▸ **Task to carry out**:
Copy exactly, and only, the lines from the one with "What does this" to the end of the listing; omit pictures.
■ ■ ■ ■ ■
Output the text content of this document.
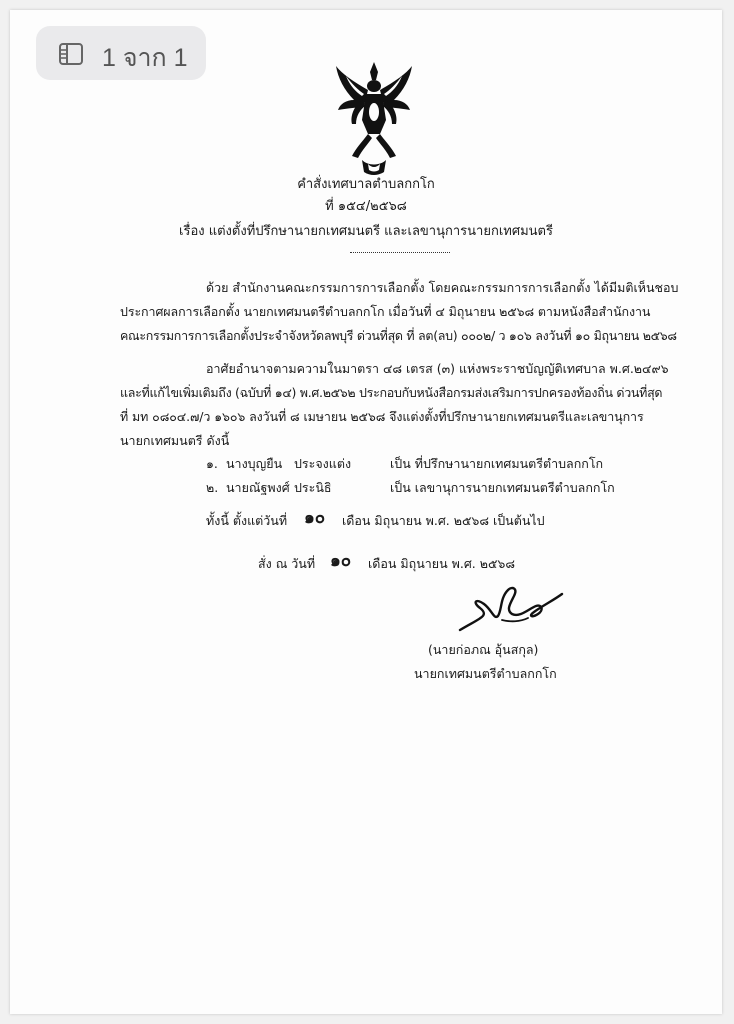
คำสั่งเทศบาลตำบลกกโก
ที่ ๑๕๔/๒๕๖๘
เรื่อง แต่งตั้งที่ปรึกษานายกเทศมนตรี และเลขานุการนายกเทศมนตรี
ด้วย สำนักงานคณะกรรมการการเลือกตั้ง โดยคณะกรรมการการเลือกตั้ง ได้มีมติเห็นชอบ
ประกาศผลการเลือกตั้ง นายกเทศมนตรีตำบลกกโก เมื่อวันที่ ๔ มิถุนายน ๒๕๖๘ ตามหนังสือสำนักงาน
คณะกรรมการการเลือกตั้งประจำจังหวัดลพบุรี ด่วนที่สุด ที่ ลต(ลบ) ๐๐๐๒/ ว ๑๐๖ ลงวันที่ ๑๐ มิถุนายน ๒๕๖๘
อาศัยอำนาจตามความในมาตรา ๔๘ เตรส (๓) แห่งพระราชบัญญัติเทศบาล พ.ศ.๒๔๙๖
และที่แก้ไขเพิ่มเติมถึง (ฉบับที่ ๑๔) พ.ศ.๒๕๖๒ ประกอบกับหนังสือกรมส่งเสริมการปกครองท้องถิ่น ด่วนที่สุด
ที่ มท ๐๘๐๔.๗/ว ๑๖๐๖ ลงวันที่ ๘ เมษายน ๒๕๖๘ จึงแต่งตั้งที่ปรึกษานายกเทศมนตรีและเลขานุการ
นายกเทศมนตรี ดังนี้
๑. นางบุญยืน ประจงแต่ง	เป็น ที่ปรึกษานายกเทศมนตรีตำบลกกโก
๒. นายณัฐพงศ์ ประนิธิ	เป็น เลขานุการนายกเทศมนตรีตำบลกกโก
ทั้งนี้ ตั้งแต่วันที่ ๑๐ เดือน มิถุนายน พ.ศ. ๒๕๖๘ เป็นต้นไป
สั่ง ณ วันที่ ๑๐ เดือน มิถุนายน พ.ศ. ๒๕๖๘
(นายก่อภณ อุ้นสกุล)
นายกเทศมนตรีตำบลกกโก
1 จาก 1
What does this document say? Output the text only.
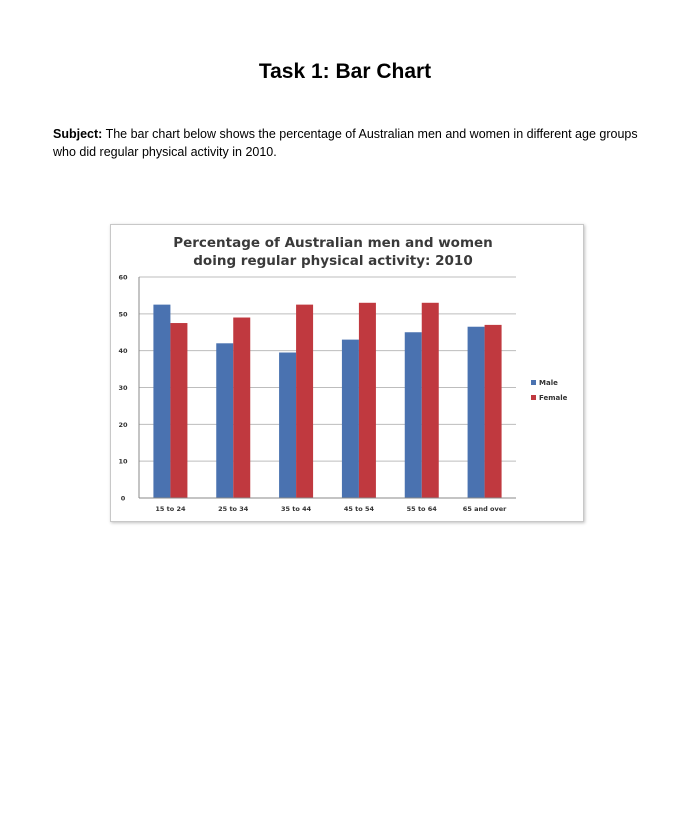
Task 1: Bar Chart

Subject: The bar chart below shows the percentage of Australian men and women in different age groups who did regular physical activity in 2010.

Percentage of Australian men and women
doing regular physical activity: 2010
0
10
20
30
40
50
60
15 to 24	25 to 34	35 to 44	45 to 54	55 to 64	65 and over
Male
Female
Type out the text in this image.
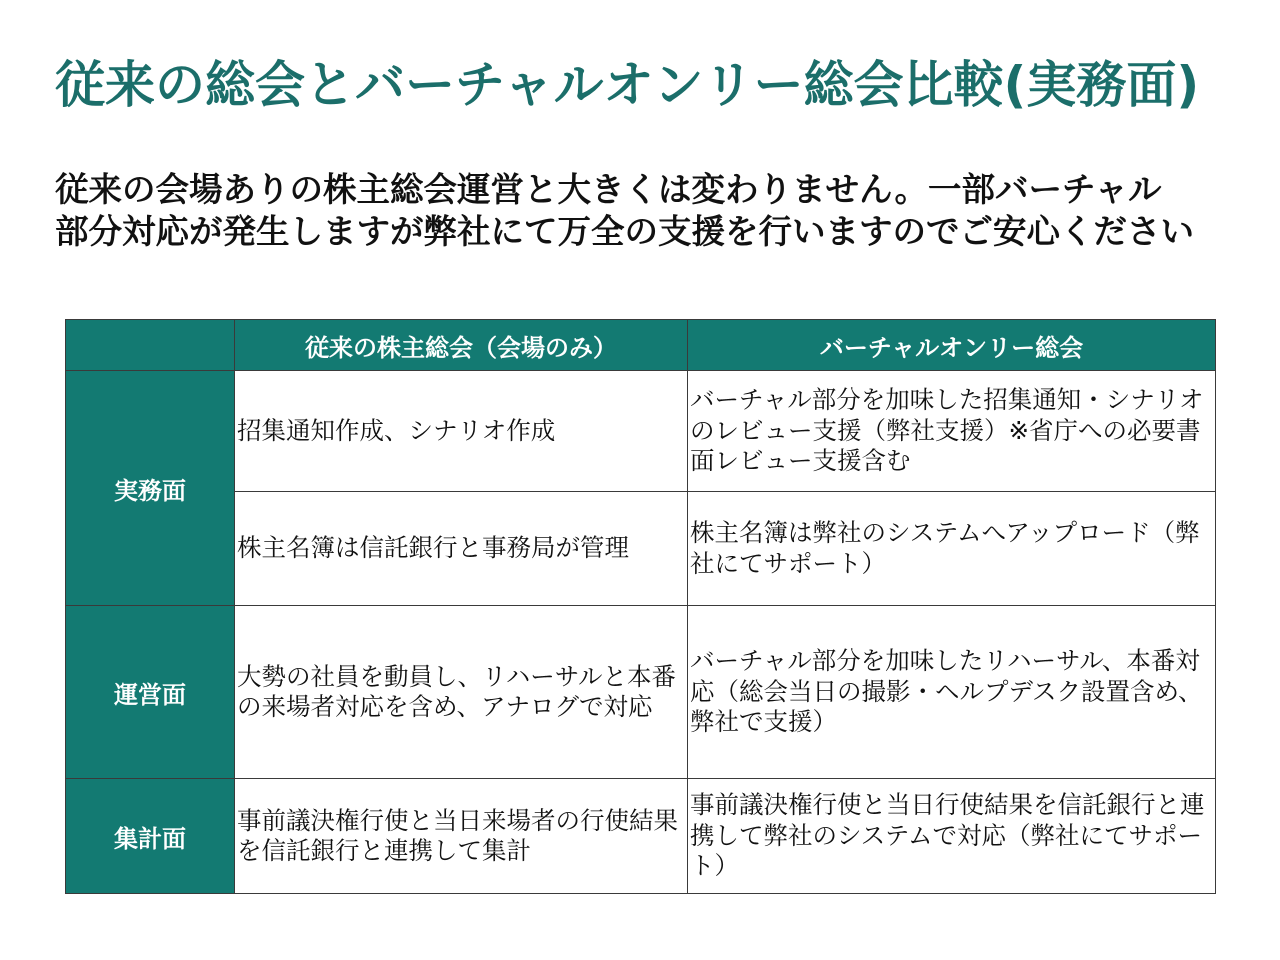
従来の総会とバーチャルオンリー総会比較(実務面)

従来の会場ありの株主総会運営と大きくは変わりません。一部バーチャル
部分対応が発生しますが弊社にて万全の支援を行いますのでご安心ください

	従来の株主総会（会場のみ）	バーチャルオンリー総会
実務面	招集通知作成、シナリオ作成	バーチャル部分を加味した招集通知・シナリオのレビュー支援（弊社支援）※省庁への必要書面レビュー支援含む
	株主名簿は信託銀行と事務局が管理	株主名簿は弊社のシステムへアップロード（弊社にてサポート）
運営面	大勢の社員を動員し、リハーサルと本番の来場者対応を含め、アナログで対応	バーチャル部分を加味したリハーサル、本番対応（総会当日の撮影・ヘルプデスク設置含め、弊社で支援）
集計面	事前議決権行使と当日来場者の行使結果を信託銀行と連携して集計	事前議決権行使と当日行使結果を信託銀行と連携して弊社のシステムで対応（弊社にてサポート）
■ ■ ■ ■ ■
▸ **Exercise response**:
What does this document say? Output the text only.
Task 1: Bar Chart

Subject: The bar chart below shows the percentage of Australian men and women in different age groups who did regular physical activity in 2010.

Percentage of Australian men and women
doing regular physical activity: 2010
0
10
20
30
40
50
60
15 to 24	25 to 34	35 to 44	45 to 54	55 to 64	65 and over
Male
Female
Type out the text in this image.
従来の総会とバーチャルオンリー総会比較(実務面)

従来の会場ありの株主総会運営と大きくは変わりません。一部バーチャル
部分対応が発生しますが弊社にて万全の支援を行いますのでご安心ください

	従来の株主総会（会場のみ）	バーチャルオンリー総会
実務面	招集通知作成、シナリオ作成	バーチャル部分を加味した招集通知・シナリオのレビュー支援（弊社支援）※省庁への必要書面レビュー支援含む
	株主名簿は信託銀行と事務局が管理	株主名簿は弊社のシステムへアップロード（弊社にてサポート）
運営面	大勢の社員を動員し、リハーサルと本番の来場者対応を含め、アナログで対応	バーチャル部分を加味したリハーサル、本番対応（総会当日の撮影・ヘルプデスク設置含め、弊社で支援）
集計面	事前議決権行使と当日来場者の行使結果を信託銀行と連携して集計	事前議決権行使と当日行使結果を信託銀行と連携して弊社のシステムで対応（弊社にてサポート）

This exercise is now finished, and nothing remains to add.